[begin Task inputs]
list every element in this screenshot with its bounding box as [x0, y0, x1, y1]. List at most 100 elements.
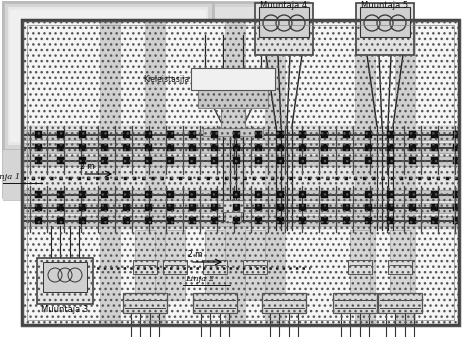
Bar	[277, 144, 284, 151]
Bar	[57, 204, 64, 211]
Bar	[255, 144, 262, 151]
Bar	[348, 260, 372, 274]
Bar	[299, 191, 306, 198]
Bar	[189, 131, 196, 138]
Bar	[299, 217, 306, 224]
Bar	[79, 217, 86, 224]
Text: Kieleistasija: Kieleistasija	[143, 74, 189, 84]
Text: 2 m: 2 m	[188, 250, 203, 259]
Bar	[101, 131, 108, 138]
Bar	[333, 293, 377, 313]
Bar	[189, 157, 196, 164]
Bar	[365, 144, 372, 151]
Bar	[101, 144, 108, 151]
Bar	[343, 217, 350, 224]
Bar	[233, 217, 240, 224]
Bar	[277, 131, 284, 138]
Bar	[409, 157, 416, 164]
Bar	[350, 230, 370, 300]
Bar	[431, 157, 438, 164]
Bar	[321, 131, 328, 138]
Bar	[145, 204, 152, 211]
Bar	[255, 191, 262, 198]
Bar	[365, 131, 372, 138]
Bar	[365, 217, 372, 224]
Bar	[167, 217, 174, 224]
Bar	[3, 2, 308, 197]
Bar	[198, 90, 268, 108]
Bar	[387, 131, 394, 138]
Bar	[365, 204, 372, 211]
Bar	[43, 262, 87, 292]
Bar	[453, 217, 460, 224]
Bar	[343, 131, 350, 138]
Bar	[189, 217, 196, 224]
Bar	[390, 230, 410, 300]
Bar	[100, 22, 120, 325]
Bar	[265, 22, 285, 325]
Bar	[22, 130, 459, 140]
Bar	[189, 191, 196, 198]
Bar	[123, 191, 130, 198]
Bar	[10, 10, 206, 142]
Bar	[145, 144, 152, 151]
Bar	[355, 22, 375, 325]
Bar	[101, 157, 108, 164]
Bar	[3, 2, 213, 150]
Bar	[211, 157, 218, 164]
Bar	[35, 191, 42, 198]
Bar	[145, 217, 152, 224]
Bar	[255, 3, 313, 55]
Bar	[145, 157, 152, 164]
Bar	[388, 260, 412, 274]
Bar	[211, 131, 218, 138]
Text: Muuntaja 5: Muuntaja 5	[362, 1, 408, 10]
Bar	[22, 143, 459, 153]
Bar	[35, 157, 42, 164]
Bar	[262, 293, 306, 313]
Bar	[277, 217, 284, 224]
Bar	[167, 191, 174, 198]
Bar	[35, 144, 42, 151]
Bar	[27, 25, 454, 320]
Bar	[211, 217, 218, 224]
Bar	[3, 150, 213, 200]
Bar	[193, 293, 237, 313]
Bar	[123, 293, 167, 313]
Bar	[277, 204, 284, 211]
Bar	[233, 131, 240, 138]
Bar	[365, 191, 372, 198]
Bar	[321, 204, 328, 211]
Bar	[8, 7, 208, 145]
Bar	[22, 156, 459, 166]
Bar	[387, 217, 394, 224]
Bar	[123, 131, 130, 138]
Bar	[211, 144, 218, 151]
Bar	[299, 157, 306, 164]
Bar	[79, 157, 86, 164]
Bar	[409, 191, 416, 198]
Bar	[3, 150, 103, 200]
Bar	[299, 144, 306, 151]
Bar	[378, 293, 422, 313]
Bar	[123, 204, 130, 211]
Bar	[57, 217, 64, 224]
Bar	[277, 157, 284, 164]
Bar	[167, 204, 174, 211]
Bar	[387, 157, 394, 164]
Bar	[35, 131, 42, 138]
Bar	[205, 230, 225, 300]
Bar	[431, 191, 438, 198]
Bar	[233, 204, 240, 211]
Bar	[431, 144, 438, 151]
Bar	[343, 204, 350, 211]
Bar	[431, 217, 438, 224]
Bar	[321, 191, 328, 198]
Bar	[225, 22, 245, 325]
Bar	[35, 217, 42, 224]
Bar	[203, 128, 263, 136]
Bar	[221, 108, 245, 130]
Bar	[409, 144, 416, 151]
Bar	[145, 191, 152, 198]
Text: Muuntaja 4: Muuntaja 4	[260, 1, 308, 10]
[end Task inputs]
_To do_
Copy the rows word for word, starting with the line that contains "144, 284, 151]" and ending with the line that contains "157, 218, 164]", both included.

_Response_
Bar	[277, 144, 284, 151]
Bar	[57, 204, 64, 211]
Bar	[255, 144, 262, 151]
Bar	[348, 260, 372, 274]
Bar	[299, 191, 306, 198]
Bar	[189, 131, 196, 138]
Bar	[299, 217, 306, 224]
Bar	[79, 217, 86, 224]
Text: Kieleistasija: Kieleistasija	[143, 74, 189, 84]
Text: 2 m: 2 m	[188, 250, 203, 259]
Bar	[101, 131, 108, 138]
Bar	[333, 293, 377, 313]
Bar	[189, 157, 196, 164]
Bar	[365, 144, 372, 151]
Bar	[101, 144, 108, 151]
Bar	[343, 217, 350, 224]
Bar	[233, 217, 240, 224]
Bar	[277, 131, 284, 138]
Bar	[409, 157, 416, 164]
Bar	[350, 230, 370, 300]
Bar	[431, 157, 438, 164]
Bar	[321, 131, 328, 138]
Bar	[145, 204, 152, 211]
Bar	[255, 191, 262, 198]
Bar	[365, 131, 372, 138]
Bar	[365, 217, 372, 224]
Bar	[167, 217, 174, 224]
Bar	[3, 2, 308, 197]
Bar	[198, 90, 268, 108]
Bar	[387, 131, 394, 138]
Bar	[365, 204, 372, 211]
Bar	[43, 262, 87, 292]
Bar	[453, 217, 460, 224]
Bar	[343, 131, 350, 138]
Bar	[189, 217, 196, 224]
Bar	[390, 230, 410, 300]
Bar	[100, 22, 120, 325]
Bar	[265, 22, 285, 325]
Bar	[22, 130, 459, 140]
Bar	[189, 191, 196, 198]
Bar	[123, 191, 130, 198]
Bar	[10, 10, 206, 142]
Bar	[145, 144, 152, 151]
Bar	[355, 22, 375, 325]
Bar	[101, 157, 108, 164]
Bar	[3, 2, 213, 150]
Bar	[211, 157, 218, 164]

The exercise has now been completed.